Task material.
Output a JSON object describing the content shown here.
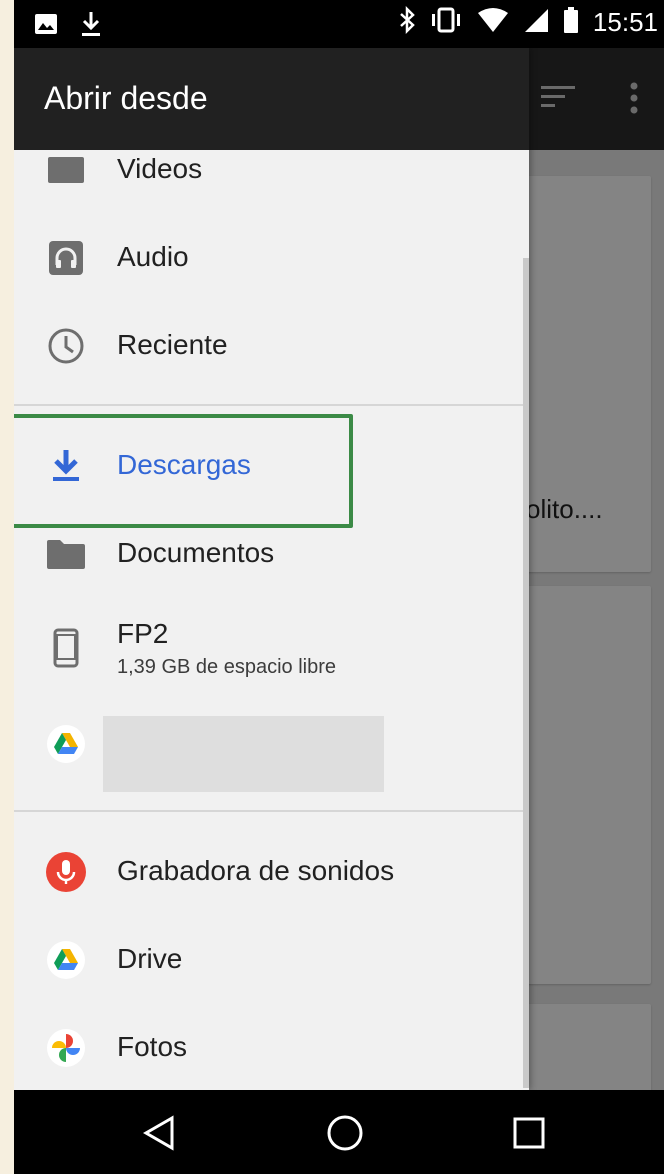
{
  "status_bar": {
    "time": "15:51"
  },
  "background": {
    "truncated_text": "olito...."
  },
  "drawer": {
    "title": "Abrir desde",
    "items": [
      {
        "label": "Videos",
        "icon": "video-icon"
      },
      {
        "label": "Audio",
        "icon": "audio-icon"
      },
      {
        "label": "Reciente",
        "icon": "clock-icon"
      },
      {
        "label": "Descargas",
        "icon": "download-icon",
        "selected": true
      },
      {
        "label": "Documentos",
        "icon": "folder-icon"
      },
      {
        "label": "FP2",
        "sublabel": "1,39 GB de espacio libre",
        "icon": "phone-icon"
      },
      {
        "label": "",
        "icon": "drive-icon"
      },
      {
        "label": "Grabadora de sonidos",
        "icon": "microphone-icon"
      },
      {
        "label": "Drive",
        "icon": "drive-icon"
      },
      {
        "label": "Fotos",
        "icon": "photos-pinwheel-icon"
      }
    ]
  },
  "colors": {
    "accent": "#3367d6",
    "highlight_box": "#3b8a46"
  },
  "nav_bar": {
    "back": "back-icon",
    "home": "home-icon",
    "recents": "recents-icon"
  }
}
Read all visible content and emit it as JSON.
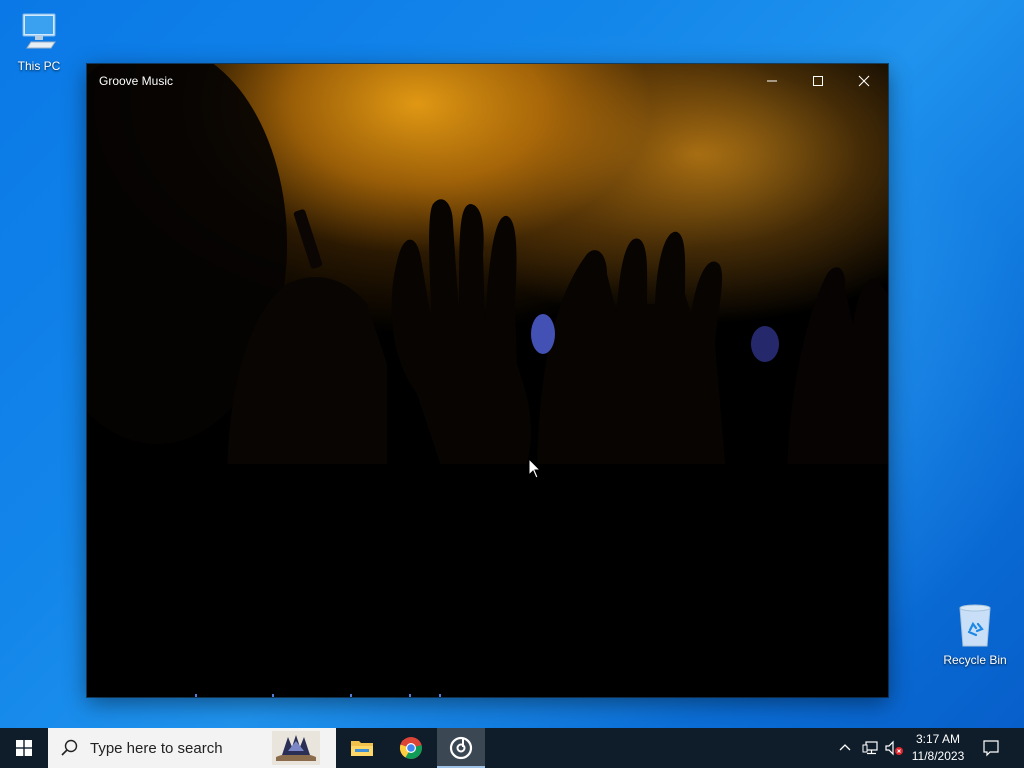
{
  "desktop": {
    "icons": [
      {
        "label": "This PC",
        "icon": "computer-icon"
      },
      {
        "label": "Recycle Bin",
        "icon": "recycle-bin-icon"
      }
    ]
  },
  "window": {
    "title": "Groove Music",
    "buttons": {
      "minimize": "minimize-icon",
      "maximize": "maximize-icon",
      "close": "close-icon"
    },
    "background": "concert crowd hands silhouette"
  },
  "taskbar": {
    "search_placeholder": "Type here to search",
    "apps": [
      "file-explorer-icon",
      "chrome-icon",
      "groove-music-icon"
    ],
    "active_app": "Groove Music"
  },
  "tray": {
    "time": "3:17 AM",
    "date": "11/8/2023"
  },
  "colors": {
    "desktop_blue": "#0a78e6",
    "taskbar": "#0f1d2b",
    "active_app_bg": "#3b4854",
    "accent_orange": "#e6a01a"
  }
}
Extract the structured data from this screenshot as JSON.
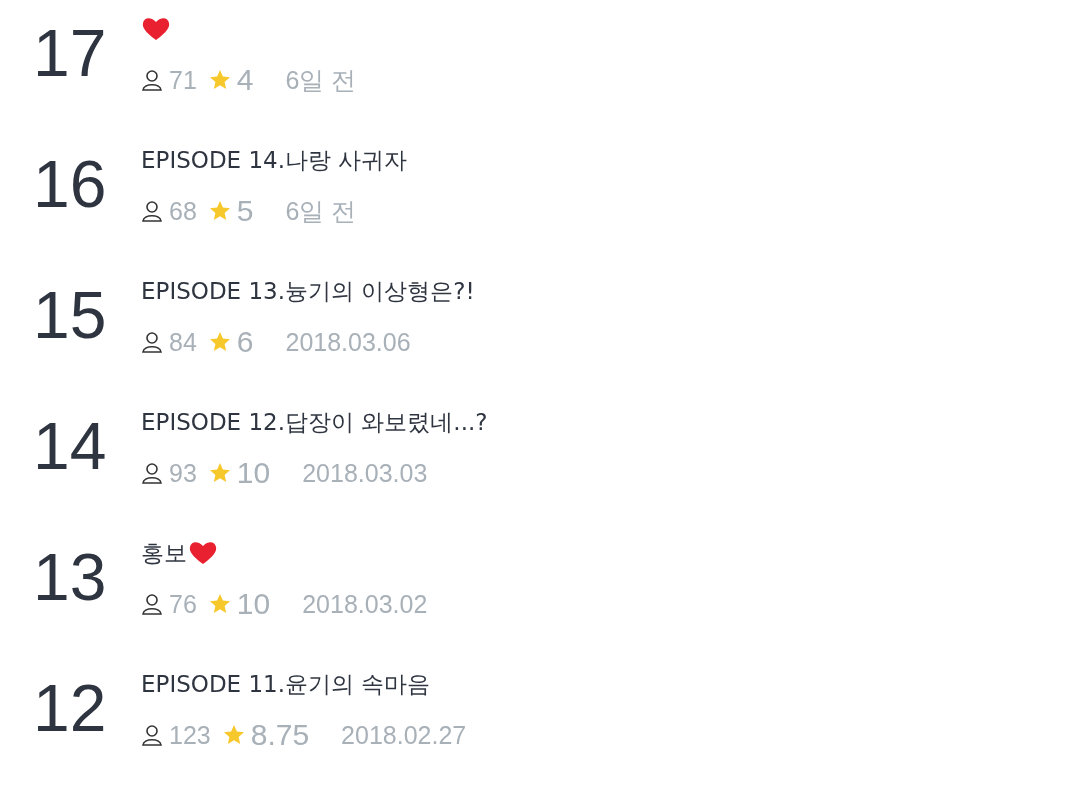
{
  "episodes": [
    {
      "number": "17",
      "heart": true,
      "views": "71",
      "rating": "4",
      "date": "6일 전"
    },
    {
      "number": "16",
      "title": "EPISODE 14.나랑 사귀자",
      "heart": false,
      "views": "68",
      "rating": "5",
      "date": "6일 전"
    },
    {
      "number": "15",
      "title": "EPISODE 13.늉기의 이상형은?!",
      "heart": false,
      "views": "84",
      "rating": "6",
      "date": "2018.03.06"
    },
    {
      "number": "14",
      "title": "EPISODE 12.답장이 와보렸네...?",
      "heart": false,
      "views": "93",
      "rating": "10",
      "date": "2018.03.03"
    },
    {
      "number": "13",
      "title": "홍보",
      "heart": true,
      "views": "76",
      "rating": "10",
      "date": "2018.03.02"
    },
    {
      "number": "12",
      "title": "EPISODE 11.윤기의 속마음",
      "heart": false,
      "views": "123",
      "rating": "8.75",
      "date": "2018.02.27"
    }
  ]
}
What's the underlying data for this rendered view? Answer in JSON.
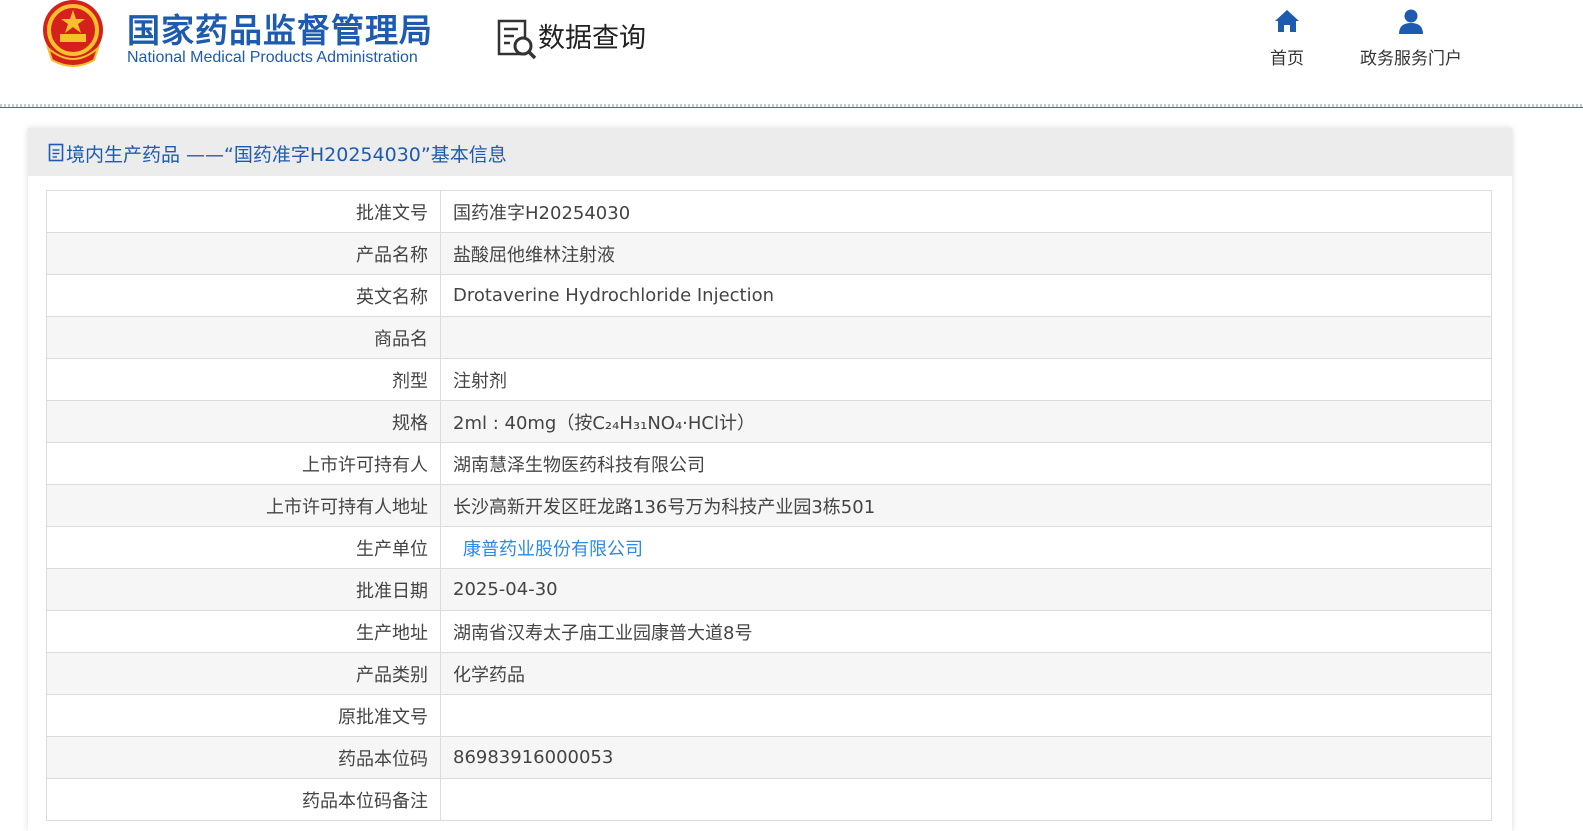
{
  "header": {
    "site_title": "国家药品监督管理局",
    "site_subtitle": "National Medical Products Administration",
    "query_title": "数据查询",
    "nav": [
      {
        "label": "首页",
        "icon": "home-icon"
      },
      {
        "label": "政务服务门户",
        "icon": "user-icon"
      }
    ]
  },
  "panel": {
    "title": "境内生产药品 ——“国药准字H20254030”基本信息",
    "icon": "document-icon"
  },
  "rows": [
    {
      "label": "批准文号",
      "value": "国药准字H20254030"
    },
    {
      "label": "产品名称",
      "value": "盐酸屈他维林注射液"
    },
    {
      "label": "英文名称",
      "value": "Drotaverine Hydrochloride Injection"
    },
    {
      "label": "商品名",
      "value": ""
    },
    {
      "label": "剂型",
      "value": "注射剂"
    },
    {
      "label": "规格",
      "value": "2ml : 40mg（按C₂₄H₃₁NO₄·HCl计）"
    },
    {
      "label": "上市许可持有人",
      "value": "湖南慧泽生物医药科技有限公司"
    },
    {
      "label": "上市许可持有人地址",
      "value": "长沙高新开发区旺龙路136号万为科技产业园3栋501"
    },
    {
      "label": "生产单位",
      "value": "康普药业股份有限公司",
      "link": true
    },
    {
      "label": "批准日期",
      "value": "2025-04-30"
    },
    {
      "label": "生产地址",
      "value": "湖南省汉寿太子庙工业园康普大道8号"
    },
    {
      "label": "产品类别",
      "value": "化学药品"
    },
    {
      "label": "原批准文号",
      "value": ""
    },
    {
      "label": "药品本位码",
      "value": "86983916000053"
    },
    {
      "label": "药品本位码备注",
      "value": ""
    }
  ],
  "colors": {
    "brand": "#1d5bb0",
    "link": "#2b8ae6"
  }
}
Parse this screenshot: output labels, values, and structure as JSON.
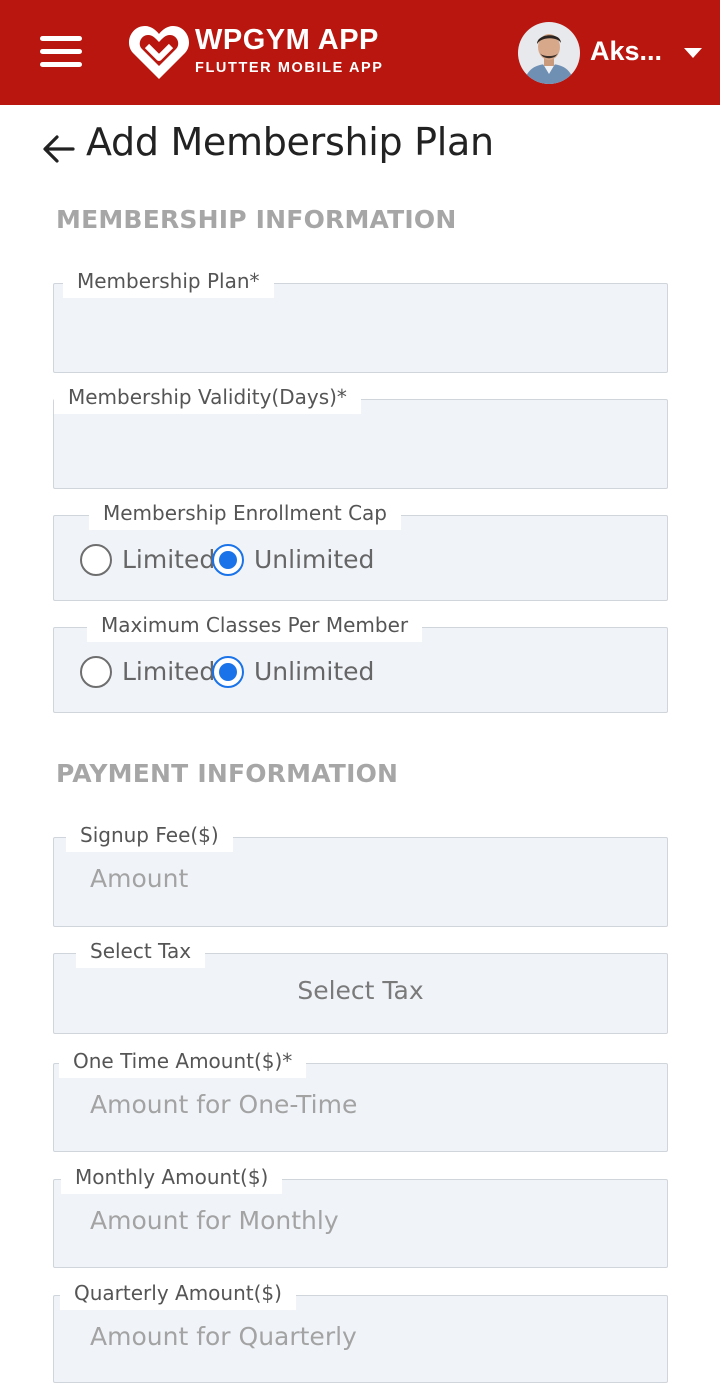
{
  "header": {
    "brand_title": "WPGYM APP",
    "brand_subtitle": "FLUTTER MOBILE APP",
    "user_name": "Aks...",
    "menu_icon": "hamburger-menu-icon",
    "dropdown_icon": "caret-down-icon",
    "accent_color": "#b8160e"
  },
  "page": {
    "back_icon": "arrow-left-icon",
    "title": "Add Membership Plan"
  },
  "sections": {
    "membership": "MEMBERSHIP INFORMATION",
    "payment": "PAYMENT INFORMATION"
  },
  "fields": {
    "membership_plan": {
      "label": "Membership Plan*",
      "value": ""
    },
    "validity": {
      "label": "Membership Validity(Days)*",
      "value": ""
    },
    "enrollment_cap": {
      "label": "Membership Enrollment Cap",
      "options": [
        "Limited",
        "Unlimited"
      ],
      "selected": "Unlimited"
    },
    "max_classes": {
      "label": "Maximum Classes Per Member",
      "options": [
        "Limited",
        "Unlimited"
      ],
      "selected": "Unlimited"
    },
    "signup_fee": {
      "label": "Signup Fee($)",
      "placeholder": "Amount"
    },
    "tax": {
      "label": "Select Tax",
      "value": "Select Tax"
    },
    "one_time": {
      "label": "One Time Amount($)*",
      "placeholder": "Amount for One-Time"
    },
    "monthly": {
      "label": "Monthly Amount($)",
      "placeholder": "Amount for Monthly"
    },
    "quarterly": {
      "label": "Quarterly Amount($)",
      "placeholder": "Amount for Quarterly"
    }
  },
  "colors": {
    "radio_selected": "#1a73e8",
    "field_background": "#f0f4f9"
  }
}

What you have to do. Within the data above, count the lines that contain the string "JSON"; the reply is the number alone.

Output for this exercise. 5